§ **PROBLEM REQUIREMENTS**
All records must be quoted exactly. Omit the pictures.

§ **DATA RECORDS**
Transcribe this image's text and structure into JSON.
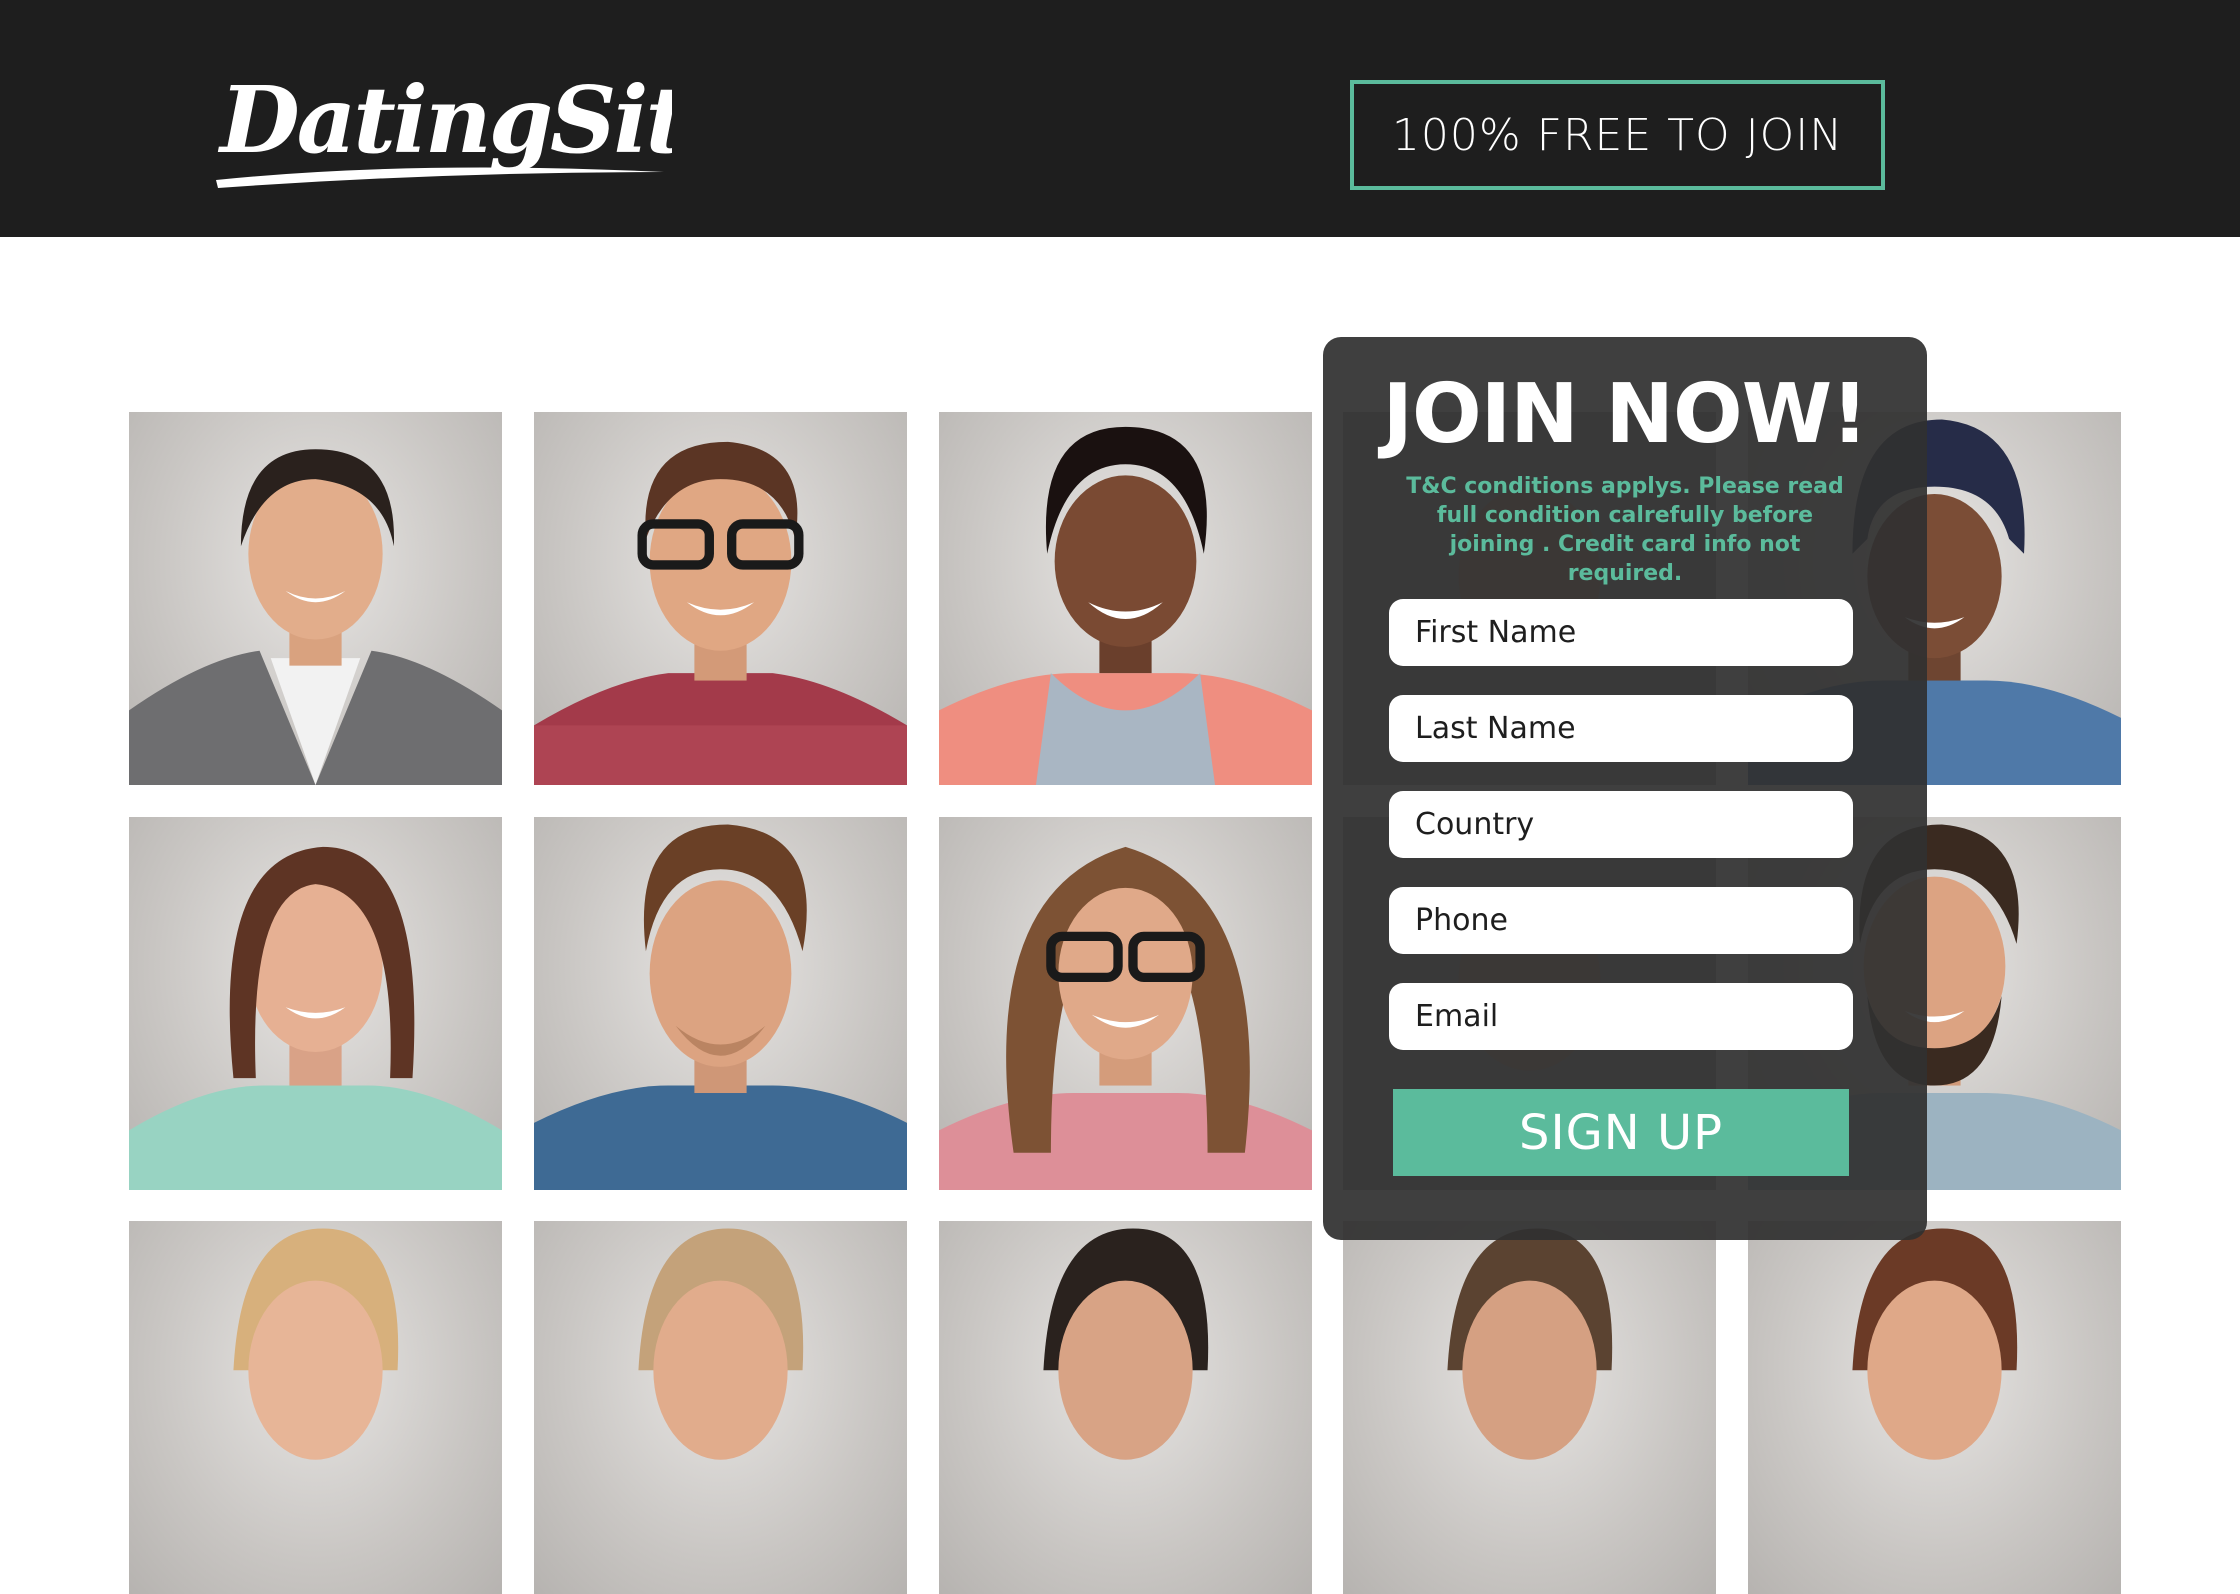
{
  "header": {
    "logo_text": "DatingSite",
    "free_button_label": "100% FREE TO JOIN"
  },
  "colors": {
    "header_bg": "#1e1e1e",
    "accent": "#5bbb9c",
    "panel_bg": "#303030"
  },
  "profiles": {
    "row1": [
      "woman-1",
      "man-glasses",
      "woman-2",
      "man-4",
      "man-beanie"
    ],
    "row2": [
      "woman-3",
      "man-denim",
      "man-long-hair",
      "man-5",
      "man-beard"
    ],
    "row3": [
      "person-11",
      "person-12",
      "person-13",
      "person-14",
      "person-15"
    ]
  },
  "signup": {
    "title": "JOIN NOW!",
    "terms": "T&C conditions applys. Please read full condition calrefully before joining . Credit card info not required.",
    "fields": {
      "first_name": "First Name",
      "last_name": "Last Name",
      "country": "Country",
      "phone": "Phone",
      "email": "Email"
    },
    "button_label": "SIGN UP"
  }
}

§ **SOLUTION**
Transcribe this image's text and structure into JSON.
{
  "header": {
    "logo_text": "DatingSite",
    "free_button_label": "100% FREE TO JOIN"
  },
  "colors": {
    "header_bg": "#1e1e1e",
    "accent": "#5bbb9c",
    "panel_bg": "#303030"
  },
  "profiles": {
    "row1": [
      "woman-1",
      "man-glasses",
      "woman-2",
      "man-4",
      "man-beanie"
    ],
    "row2": [
      "woman-3",
      "man-denim",
      "man-long-hair",
      "man-5",
      "man-beard"
    ],
    "row3": [
      "person-11",
      "person-12",
      "person-13",
      "person-14",
      "person-15"
    ]
  },
  "signup": {
    "title": "JOIN NOW!",
    "terms": "T&C conditions applys. Please read full condition calrefully before joining . Credit card info not required.",
    "fields": {
      "first_name": "First Name",
      "last_name": "Last Name",
      "country": "Country",
      "phone": "Phone",
      "email": "Email"
    },
    "button_label": "SIGN UP"
  }
}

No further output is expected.